### ACTIVITY
Here you must reproduce each line of the data exactly.

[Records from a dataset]
= Beginning of Section =

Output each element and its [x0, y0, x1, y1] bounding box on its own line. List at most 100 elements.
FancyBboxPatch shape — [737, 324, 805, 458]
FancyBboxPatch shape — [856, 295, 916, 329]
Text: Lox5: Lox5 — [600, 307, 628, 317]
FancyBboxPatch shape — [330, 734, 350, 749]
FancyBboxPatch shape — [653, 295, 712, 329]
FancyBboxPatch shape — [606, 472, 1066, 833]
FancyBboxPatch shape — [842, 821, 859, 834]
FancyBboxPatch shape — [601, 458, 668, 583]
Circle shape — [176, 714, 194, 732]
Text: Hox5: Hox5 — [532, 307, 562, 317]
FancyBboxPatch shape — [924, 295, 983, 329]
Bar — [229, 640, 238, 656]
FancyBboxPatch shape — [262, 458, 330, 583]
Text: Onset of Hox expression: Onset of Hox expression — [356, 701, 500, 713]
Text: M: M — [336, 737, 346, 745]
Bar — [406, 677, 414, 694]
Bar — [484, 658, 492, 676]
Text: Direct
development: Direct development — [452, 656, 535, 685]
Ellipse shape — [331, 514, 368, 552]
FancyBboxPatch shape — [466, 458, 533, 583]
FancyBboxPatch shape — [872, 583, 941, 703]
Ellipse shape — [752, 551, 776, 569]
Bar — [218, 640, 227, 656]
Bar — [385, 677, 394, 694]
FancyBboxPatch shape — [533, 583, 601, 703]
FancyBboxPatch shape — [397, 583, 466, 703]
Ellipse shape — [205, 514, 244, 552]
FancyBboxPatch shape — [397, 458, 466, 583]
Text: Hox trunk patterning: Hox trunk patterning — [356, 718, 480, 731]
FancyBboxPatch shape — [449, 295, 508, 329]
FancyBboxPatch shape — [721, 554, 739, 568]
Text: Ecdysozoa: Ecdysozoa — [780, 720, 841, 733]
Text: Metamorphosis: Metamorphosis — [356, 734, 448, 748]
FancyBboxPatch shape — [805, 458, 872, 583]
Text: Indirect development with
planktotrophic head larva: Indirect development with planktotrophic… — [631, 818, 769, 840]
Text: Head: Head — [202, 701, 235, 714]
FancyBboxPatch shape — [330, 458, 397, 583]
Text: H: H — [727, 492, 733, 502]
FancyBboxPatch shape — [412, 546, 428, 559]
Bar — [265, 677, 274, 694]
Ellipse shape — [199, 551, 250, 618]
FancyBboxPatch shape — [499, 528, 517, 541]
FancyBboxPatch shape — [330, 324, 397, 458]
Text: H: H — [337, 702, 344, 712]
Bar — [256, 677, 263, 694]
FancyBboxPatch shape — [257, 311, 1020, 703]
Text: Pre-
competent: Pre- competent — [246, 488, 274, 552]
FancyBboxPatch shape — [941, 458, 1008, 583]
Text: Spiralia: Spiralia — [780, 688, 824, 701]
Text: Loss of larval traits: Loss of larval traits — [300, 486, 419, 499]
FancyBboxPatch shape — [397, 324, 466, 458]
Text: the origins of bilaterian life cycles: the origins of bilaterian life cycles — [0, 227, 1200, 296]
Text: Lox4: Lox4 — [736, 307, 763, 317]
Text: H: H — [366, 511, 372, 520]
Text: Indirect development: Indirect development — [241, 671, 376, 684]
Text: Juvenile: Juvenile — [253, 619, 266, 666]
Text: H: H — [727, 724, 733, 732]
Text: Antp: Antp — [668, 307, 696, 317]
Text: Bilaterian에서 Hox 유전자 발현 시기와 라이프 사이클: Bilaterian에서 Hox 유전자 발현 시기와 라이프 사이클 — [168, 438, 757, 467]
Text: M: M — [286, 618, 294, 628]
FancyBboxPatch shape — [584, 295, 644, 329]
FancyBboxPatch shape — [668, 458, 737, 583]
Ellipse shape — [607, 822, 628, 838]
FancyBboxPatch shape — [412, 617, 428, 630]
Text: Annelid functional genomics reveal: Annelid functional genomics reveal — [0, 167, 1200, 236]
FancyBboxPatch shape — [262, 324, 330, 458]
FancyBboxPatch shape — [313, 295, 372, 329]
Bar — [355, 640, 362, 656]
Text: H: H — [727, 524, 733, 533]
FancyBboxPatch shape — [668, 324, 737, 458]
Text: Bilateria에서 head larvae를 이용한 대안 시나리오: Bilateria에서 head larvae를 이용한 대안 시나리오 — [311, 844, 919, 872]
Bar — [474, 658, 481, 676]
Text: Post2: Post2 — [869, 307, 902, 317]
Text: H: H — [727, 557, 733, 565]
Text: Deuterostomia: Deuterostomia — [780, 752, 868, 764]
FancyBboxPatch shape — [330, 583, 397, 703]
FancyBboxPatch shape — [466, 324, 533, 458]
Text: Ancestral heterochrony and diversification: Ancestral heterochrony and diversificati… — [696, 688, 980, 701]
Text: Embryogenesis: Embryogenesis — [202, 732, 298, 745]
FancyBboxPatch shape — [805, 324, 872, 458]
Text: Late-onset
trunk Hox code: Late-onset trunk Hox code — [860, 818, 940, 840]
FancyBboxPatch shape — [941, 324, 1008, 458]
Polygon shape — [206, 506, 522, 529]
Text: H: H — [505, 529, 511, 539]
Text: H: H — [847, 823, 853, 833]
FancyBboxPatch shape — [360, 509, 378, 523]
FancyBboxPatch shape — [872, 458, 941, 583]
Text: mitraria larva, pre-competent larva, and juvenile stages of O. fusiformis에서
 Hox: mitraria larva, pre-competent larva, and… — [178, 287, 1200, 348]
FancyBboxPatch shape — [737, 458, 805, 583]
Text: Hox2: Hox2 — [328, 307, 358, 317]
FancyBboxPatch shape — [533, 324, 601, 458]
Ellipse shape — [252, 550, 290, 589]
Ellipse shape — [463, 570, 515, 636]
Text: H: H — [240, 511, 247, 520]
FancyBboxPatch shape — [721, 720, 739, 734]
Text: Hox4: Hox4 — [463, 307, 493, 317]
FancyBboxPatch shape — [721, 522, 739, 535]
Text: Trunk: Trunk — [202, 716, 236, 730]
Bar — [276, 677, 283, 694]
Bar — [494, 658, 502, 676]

= End of Section =

### SOLVED PROBLEM
Output each element and its [x0, y0, x1, y1] bounding box on its own line. List at most 100 elements.
FancyBboxPatch shape — [737, 324, 805, 458]
FancyBboxPatch shape — [856, 295, 916, 329]
Text: Lox5: Lox5 — [600, 307, 628, 317]
FancyBboxPatch shape — [330, 734, 350, 749]
FancyBboxPatch shape — [653, 295, 712, 329]
FancyBboxPatch shape — [606, 472, 1066, 833]
FancyBboxPatch shape — [842, 821, 859, 834]
FancyBboxPatch shape — [601, 458, 668, 583]
Circle shape — [176, 714, 194, 732]
Text: Hox5: Hox5 — [532, 307, 562, 317]
FancyBboxPatch shape — [924, 295, 983, 329]
Bar — [229, 640, 238, 656]
FancyBboxPatch shape — [262, 458, 330, 583]
Text: Onset of Hox expression: Onset of Hox expression — [356, 701, 500, 713]
Text: M: M — [336, 737, 346, 745]
Bar — [406, 677, 414, 694]
Bar — [484, 658, 492, 676]
Text: Direct
development: Direct development — [452, 656, 535, 685]
Ellipse shape — [331, 514, 368, 552]
FancyBboxPatch shape — [466, 458, 533, 583]
FancyBboxPatch shape — [872, 583, 941, 703]
Ellipse shape — [752, 551, 776, 569]
Bar — [218, 640, 227, 656]
Bar — [385, 677, 394, 694]
FancyBboxPatch shape — [533, 583, 601, 703]
FancyBboxPatch shape — [397, 583, 466, 703]
Ellipse shape — [205, 514, 244, 552]
FancyBboxPatch shape — [397, 458, 466, 583]
Text: Hox trunk patterning: Hox trunk patterning — [356, 718, 480, 731]
FancyBboxPatch shape — [449, 295, 508, 329]
FancyBboxPatch shape — [721, 554, 739, 568]
Text: Ecdysozoa: Ecdysozoa — [780, 720, 841, 733]
Text: Metamorphosis: Metamorphosis — [356, 734, 448, 748]
FancyBboxPatch shape — [805, 458, 872, 583]
Text: Indirect development with
planktotrophic head larva: Indirect development with planktotrophic… — [631, 818, 769, 840]
Text: Head: Head — [202, 701, 235, 714]
FancyBboxPatch shape — [330, 458, 397, 583]
Text: H: H — [727, 492, 733, 502]
FancyBboxPatch shape — [412, 546, 428, 559]
Bar — [265, 677, 274, 694]
Ellipse shape — [199, 551, 250, 618]
FancyBboxPatch shape — [499, 528, 517, 541]
FancyBboxPatch shape — [330, 324, 397, 458]
Text: H: H — [337, 702, 344, 712]
Bar — [256, 677, 263, 694]
FancyBboxPatch shape — [257, 311, 1020, 703]
Text: Pre-
competent: Pre- competent — [246, 488, 274, 552]
FancyBboxPatch shape — [941, 458, 1008, 583]
Text: Spiralia: Spiralia — [780, 688, 824, 701]
Text: Loss of larval traits: Loss of larval traits — [300, 486, 419, 499]
FancyBboxPatch shape — [397, 324, 466, 458]
Text: the origins of bilaterian life cycles: the origins of bilaterian life cycles — [0, 227, 1200, 296]
Text: Lox4: Lox4 — [736, 307, 763, 317]
Text: H: H — [366, 511, 372, 520]
Text: Indirect development: Indirect development — [241, 671, 376, 684]
Text: Juvenile: Juvenile — [253, 619, 266, 666]
Text: H: H — [727, 724, 733, 732]
Text: Antp: Antp — [668, 307, 696, 317]
Text: Bilaterian에서 Hox 유전자 발현 시기와 라이프 사이클: Bilaterian에서 Hox 유전자 발현 시기와 라이프 사이클 — [168, 438, 757, 467]
Text: M: M — [286, 618, 294, 628]
FancyBboxPatch shape — [584, 295, 644, 329]
FancyBboxPatch shape — [668, 458, 737, 583]
Ellipse shape — [607, 822, 628, 838]
FancyBboxPatch shape — [412, 617, 428, 630]
Text: Annelid functional genomics reveal: Annelid functional genomics reveal — [0, 167, 1200, 236]
FancyBboxPatch shape — [262, 324, 330, 458]
FancyBboxPatch shape — [313, 295, 372, 329]
Bar — [355, 640, 362, 656]
Text: H: H — [727, 524, 733, 533]
FancyBboxPatch shape — [668, 324, 737, 458]
Text: Bilateria에서 head larvae를 이용한 대안 시나리오: Bilateria에서 head larvae를 이용한 대안 시나리오 — [311, 844, 919, 872]
Bar — [474, 658, 481, 676]
Text: Post2: Post2 — [869, 307, 902, 317]
Text: H: H — [727, 557, 733, 565]
Text: Deuterostomia: Deuterostomia — [780, 752, 868, 764]
FancyBboxPatch shape — [330, 583, 397, 703]
FancyBboxPatch shape — [466, 324, 533, 458]
Text: Ancestral heterochrony and diversification: Ancestral heterochrony and diversificati… — [696, 688, 980, 701]
Text: Embryogenesis: Embryogenesis — [202, 732, 298, 745]
FancyBboxPatch shape — [805, 324, 872, 458]
Text: Late-onset
trunk Hox code: Late-onset trunk Hox code — [860, 818, 940, 840]
FancyBboxPatch shape — [941, 324, 1008, 458]
Polygon shape — [206, 506, 522, 529]
Text: H: H — [505, 529, 511, 539]
Text: H: H — [847, 823, 853, 833]
FancyBboxPatch shape — [360, 509, 378, 523]
FancyBboxPatch shape — [872, 458, 941, 583]
Text: mitraria larva, pre-competent larva, and juvenile stages of O. fusiformis에서
 Hox: mitraria larva, pre-competent larva, and… — [178, 287, 1200, 348]
FancyBboxPatch shape — [737, 458, 805, 583]
Text: Hox2: Hox2 — [328, 307, 358, 317]
FancyBboxPatch shape — [533, 324, 601, 458]
Ellipse shape — [252, 550, 290, 589]
Ellipse shape — [463, 570, 515, 636]
Text: H: H — [240, 511, 247, 520]
FancyBboxPatch shape — [721, 720, 739, 734]
Text: Hox4: Hox4 — [463, 307, 493, 317]
FancyBboxPatch shape — [721, 522, 739, 535]
Text: Trunk: Trunk — [202, 716, 236, 730]
Bar — [276, 677, 283, 694]
Bar — [494, 658, 502, 676]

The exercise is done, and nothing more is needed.